** Start Given text **

#6: How to career 'prototype' (and find your next field)
“How do I choose my next field after academia?”
If you’re asking yourself this question, you need to try ‘prototyping’.
Today I’ll share a 6 step process to unlock the power of this approach.
Here’s what the process looks like:
- Investigate quickly and pick your first experiment.
- Learn the basics of the field.
- Talk with a handful of people in the field.
- Get your hands dirty with a project.
- Make an assessment after one month.
- Then ask yourself the big question: should I continue for 2-3 months or switch?
Investigate quickly and pick your first experiment.
Explore for a bit online and through your network.
If you're in the humanities, check out my infographic on industry roles held by humanities PhDs.
Identify 4-5 potential fields or roles. Read up on them.
Pick whichever one interests you the most. This is an experiment, so there’s no such thing as picking the “wrong” one.
Don’t make the mistake I did and spin your wheels for years on this step.
Learn the basics
Pretend you’ve made a long-term choice and start upskilling. Adopt the mindset that you ARE going to move into this field.
Use your research skills online to find key books, bloggers, LinkedIn voices, YouTube creators, etc. relevant to the field.
Consume this content. Absorb everything you can.
If you find yourself bored or demotivated by it, go back to step one.
Don’t abandon the field because you lack skills or seems it hard or you don’t understand it. Be careful of listening to your fears too early.
But do bail out if you don’t find it energizing or it’s clearly not a good fit for you.
Talk to people
Start holding informational interviews with people in the field. Aim for a handful.

** End Given text **

# Prompt a:
According to the career prototyping text, when should you make an assessment?

** Start Extracted entries **

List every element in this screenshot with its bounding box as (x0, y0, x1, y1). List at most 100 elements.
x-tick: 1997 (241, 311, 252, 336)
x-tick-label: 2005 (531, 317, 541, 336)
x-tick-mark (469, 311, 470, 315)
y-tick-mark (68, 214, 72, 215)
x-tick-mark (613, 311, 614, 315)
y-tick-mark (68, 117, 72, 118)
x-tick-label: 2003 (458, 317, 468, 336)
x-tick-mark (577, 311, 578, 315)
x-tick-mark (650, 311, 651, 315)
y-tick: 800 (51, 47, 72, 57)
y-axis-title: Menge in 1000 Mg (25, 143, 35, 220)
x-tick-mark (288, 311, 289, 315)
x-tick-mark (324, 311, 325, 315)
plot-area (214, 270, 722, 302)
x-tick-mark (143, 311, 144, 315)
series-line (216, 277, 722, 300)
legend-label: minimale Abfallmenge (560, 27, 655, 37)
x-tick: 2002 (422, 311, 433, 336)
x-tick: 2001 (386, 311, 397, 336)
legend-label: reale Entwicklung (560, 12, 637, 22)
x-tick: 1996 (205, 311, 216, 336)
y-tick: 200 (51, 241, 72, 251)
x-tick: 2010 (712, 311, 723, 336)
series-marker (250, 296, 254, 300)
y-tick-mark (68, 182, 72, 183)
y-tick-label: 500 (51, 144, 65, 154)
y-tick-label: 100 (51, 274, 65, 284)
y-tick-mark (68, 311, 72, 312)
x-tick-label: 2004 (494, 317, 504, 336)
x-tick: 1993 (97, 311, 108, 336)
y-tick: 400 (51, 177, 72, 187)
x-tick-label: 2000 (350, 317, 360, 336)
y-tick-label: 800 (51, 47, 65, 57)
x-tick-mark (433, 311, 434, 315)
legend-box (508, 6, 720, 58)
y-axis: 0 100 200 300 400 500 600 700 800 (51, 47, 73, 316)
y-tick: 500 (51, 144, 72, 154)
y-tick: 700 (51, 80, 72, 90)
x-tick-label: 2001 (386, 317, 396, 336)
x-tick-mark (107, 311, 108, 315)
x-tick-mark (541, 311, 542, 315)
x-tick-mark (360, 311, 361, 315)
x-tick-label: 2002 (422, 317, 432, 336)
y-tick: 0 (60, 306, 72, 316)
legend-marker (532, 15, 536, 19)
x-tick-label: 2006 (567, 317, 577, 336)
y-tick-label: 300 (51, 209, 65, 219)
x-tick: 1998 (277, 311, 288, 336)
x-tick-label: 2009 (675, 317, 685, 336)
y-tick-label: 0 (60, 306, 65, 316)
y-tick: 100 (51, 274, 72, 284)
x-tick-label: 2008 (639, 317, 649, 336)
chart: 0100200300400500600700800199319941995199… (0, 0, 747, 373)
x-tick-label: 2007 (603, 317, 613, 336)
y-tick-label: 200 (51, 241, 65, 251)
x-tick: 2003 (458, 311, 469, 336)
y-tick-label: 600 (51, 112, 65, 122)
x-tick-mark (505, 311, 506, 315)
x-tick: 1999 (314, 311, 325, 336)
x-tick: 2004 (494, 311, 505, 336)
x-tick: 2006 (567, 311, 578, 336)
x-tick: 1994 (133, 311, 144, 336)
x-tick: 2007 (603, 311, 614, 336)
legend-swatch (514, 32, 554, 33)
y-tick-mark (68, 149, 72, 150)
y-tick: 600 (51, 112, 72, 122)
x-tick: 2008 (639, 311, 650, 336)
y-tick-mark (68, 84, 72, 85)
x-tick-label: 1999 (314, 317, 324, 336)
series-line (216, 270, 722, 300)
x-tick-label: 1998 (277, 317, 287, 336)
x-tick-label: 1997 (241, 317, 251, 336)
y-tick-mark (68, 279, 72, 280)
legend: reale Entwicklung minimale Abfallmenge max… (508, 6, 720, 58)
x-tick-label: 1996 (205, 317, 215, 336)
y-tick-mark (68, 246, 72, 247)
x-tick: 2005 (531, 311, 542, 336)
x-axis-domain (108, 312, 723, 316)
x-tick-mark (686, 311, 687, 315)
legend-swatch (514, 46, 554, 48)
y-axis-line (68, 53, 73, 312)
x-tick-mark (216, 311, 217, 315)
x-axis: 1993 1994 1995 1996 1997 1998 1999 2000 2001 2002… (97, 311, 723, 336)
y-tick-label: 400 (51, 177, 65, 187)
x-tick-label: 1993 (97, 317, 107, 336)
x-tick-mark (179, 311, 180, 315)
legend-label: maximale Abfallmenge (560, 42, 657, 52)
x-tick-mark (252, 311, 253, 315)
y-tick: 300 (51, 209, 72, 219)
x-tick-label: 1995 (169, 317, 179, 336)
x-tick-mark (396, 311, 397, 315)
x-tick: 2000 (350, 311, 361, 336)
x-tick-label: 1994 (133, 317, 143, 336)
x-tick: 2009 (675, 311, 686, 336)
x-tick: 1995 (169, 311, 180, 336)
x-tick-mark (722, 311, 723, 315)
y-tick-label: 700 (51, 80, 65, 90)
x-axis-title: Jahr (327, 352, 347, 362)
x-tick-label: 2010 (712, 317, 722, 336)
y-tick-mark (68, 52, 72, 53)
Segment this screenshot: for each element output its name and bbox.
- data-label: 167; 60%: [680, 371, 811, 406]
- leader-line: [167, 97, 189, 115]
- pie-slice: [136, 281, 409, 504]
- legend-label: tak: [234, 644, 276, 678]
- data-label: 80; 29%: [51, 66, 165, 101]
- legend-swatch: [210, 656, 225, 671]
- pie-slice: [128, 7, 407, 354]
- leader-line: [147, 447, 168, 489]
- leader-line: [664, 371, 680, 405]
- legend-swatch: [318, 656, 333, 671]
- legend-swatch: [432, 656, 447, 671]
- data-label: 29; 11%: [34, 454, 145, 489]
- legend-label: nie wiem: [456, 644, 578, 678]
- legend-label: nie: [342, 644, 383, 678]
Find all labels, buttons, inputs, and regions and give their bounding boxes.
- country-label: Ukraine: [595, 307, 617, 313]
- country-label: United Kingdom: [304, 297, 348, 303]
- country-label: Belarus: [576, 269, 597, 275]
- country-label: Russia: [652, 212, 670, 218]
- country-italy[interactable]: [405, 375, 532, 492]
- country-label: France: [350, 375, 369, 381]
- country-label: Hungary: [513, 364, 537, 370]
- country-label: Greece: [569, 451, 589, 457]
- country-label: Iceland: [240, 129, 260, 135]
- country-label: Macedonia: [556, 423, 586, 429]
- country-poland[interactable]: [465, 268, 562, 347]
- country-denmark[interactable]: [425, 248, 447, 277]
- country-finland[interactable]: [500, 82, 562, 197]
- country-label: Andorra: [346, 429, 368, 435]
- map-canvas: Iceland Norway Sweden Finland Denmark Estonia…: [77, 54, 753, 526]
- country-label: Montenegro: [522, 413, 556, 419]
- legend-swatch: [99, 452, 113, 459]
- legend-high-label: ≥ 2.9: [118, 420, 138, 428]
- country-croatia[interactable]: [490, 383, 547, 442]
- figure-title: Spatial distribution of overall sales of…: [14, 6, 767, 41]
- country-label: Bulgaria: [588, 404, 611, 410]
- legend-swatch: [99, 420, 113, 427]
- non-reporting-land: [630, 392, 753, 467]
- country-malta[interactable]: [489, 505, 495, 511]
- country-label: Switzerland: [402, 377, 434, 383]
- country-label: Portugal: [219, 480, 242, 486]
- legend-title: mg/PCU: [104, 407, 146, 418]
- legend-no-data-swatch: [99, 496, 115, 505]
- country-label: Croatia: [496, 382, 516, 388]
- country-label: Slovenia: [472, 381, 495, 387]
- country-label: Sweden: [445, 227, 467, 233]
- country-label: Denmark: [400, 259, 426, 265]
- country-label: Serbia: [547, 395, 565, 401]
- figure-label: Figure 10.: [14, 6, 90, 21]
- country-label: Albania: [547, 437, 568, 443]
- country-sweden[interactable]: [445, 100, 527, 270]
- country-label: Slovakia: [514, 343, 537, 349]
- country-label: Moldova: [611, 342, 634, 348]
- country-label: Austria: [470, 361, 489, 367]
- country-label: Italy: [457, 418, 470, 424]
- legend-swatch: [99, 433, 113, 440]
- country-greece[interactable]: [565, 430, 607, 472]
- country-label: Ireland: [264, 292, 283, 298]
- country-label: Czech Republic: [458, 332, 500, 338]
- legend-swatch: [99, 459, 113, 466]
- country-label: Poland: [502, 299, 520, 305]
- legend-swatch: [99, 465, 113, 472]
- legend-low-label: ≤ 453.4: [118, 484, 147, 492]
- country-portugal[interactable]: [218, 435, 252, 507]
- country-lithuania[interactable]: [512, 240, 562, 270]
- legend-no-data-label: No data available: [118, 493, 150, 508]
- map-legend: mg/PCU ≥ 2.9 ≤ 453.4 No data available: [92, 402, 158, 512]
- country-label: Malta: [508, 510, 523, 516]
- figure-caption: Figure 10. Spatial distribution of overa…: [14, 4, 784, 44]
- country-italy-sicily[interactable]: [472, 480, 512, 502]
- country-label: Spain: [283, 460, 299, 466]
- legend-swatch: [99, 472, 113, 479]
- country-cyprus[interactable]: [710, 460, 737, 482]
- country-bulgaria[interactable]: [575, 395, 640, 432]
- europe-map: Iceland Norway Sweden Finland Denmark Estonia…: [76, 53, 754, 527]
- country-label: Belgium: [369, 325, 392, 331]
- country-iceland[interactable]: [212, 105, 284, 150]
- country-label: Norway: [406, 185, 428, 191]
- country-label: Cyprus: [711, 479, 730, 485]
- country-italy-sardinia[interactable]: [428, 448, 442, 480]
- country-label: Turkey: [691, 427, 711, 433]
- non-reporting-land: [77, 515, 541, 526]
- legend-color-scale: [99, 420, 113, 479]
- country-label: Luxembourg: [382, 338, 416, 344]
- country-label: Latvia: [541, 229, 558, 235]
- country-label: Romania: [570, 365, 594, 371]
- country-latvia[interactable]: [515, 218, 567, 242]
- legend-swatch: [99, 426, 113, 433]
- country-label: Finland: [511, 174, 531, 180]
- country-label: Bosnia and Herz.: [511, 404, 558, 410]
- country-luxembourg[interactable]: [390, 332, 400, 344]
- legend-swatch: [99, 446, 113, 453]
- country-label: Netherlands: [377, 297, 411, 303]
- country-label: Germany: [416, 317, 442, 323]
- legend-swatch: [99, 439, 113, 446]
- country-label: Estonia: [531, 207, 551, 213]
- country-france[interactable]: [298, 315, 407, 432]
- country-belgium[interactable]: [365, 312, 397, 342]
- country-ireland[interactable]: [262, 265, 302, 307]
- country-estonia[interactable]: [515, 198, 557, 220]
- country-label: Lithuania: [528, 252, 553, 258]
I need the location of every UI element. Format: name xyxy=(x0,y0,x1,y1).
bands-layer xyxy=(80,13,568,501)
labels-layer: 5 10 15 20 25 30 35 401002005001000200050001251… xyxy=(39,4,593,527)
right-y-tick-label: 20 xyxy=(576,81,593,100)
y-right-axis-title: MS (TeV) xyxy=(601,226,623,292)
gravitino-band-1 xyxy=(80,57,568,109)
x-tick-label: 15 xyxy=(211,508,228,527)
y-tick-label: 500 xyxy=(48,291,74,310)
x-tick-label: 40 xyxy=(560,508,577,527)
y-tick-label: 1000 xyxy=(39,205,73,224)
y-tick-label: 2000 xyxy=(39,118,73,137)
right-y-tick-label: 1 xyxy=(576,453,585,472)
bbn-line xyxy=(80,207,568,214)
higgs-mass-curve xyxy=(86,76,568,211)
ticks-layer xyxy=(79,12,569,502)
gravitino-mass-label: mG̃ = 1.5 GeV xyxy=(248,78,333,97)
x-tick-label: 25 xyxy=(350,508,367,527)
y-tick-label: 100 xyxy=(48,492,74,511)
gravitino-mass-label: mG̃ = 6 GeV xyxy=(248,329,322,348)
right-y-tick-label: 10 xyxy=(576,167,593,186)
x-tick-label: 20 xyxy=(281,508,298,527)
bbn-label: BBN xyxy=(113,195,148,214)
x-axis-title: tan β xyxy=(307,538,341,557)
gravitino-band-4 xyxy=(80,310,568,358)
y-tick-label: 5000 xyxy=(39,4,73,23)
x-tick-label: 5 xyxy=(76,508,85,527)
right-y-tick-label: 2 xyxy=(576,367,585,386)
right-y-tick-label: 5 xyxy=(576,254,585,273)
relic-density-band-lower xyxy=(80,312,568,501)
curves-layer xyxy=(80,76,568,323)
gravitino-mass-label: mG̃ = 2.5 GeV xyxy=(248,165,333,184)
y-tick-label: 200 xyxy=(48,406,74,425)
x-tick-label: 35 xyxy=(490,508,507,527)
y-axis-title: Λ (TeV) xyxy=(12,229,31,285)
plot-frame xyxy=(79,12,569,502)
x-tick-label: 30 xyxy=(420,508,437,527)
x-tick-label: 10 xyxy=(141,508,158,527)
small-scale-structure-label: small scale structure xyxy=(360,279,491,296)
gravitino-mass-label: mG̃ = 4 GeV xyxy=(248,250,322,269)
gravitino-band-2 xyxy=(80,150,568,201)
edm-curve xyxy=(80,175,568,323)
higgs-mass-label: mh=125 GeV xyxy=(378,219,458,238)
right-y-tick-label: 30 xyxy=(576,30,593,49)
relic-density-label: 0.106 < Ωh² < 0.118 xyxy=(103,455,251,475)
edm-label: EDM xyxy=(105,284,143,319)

** End Extracted entries **

# Prompt b:
Arrange the records as a JSON list of strings, one string per line and blank lines omitted. Begin at the first line of the records and stop after the line that contains "y-tick: 800 (51, 47, 72, 57)".

# Problem solution a:
After one month.

# Problem solution b:
[
  "List every element in this screenshot with its bounding box as (x0, y0, x1, y1). List at most 100 elements.",
  "x-tick: 1997 (241, 311, 252, 336)",
  "x-tick-label: 2005 (531, 317, 541, 336)",
  "x-tick-mark (469, 311, 470, 315)",
  "y-tick-mark (68, 214, 72, 215)",
  "x-tick-mark (613, 311, 614, 315)",
  "y-tick-mark (68, 117, 72, 118)",
  "x-tick-label: 2003 (458, 317, 468, 336)",
  "x-tick-mark (577, 311, 578, 315)",
  "x-tick-mark (650, 311, 651, 315)",
  "y-tick: 800 (51, 47, 72, 57)"
]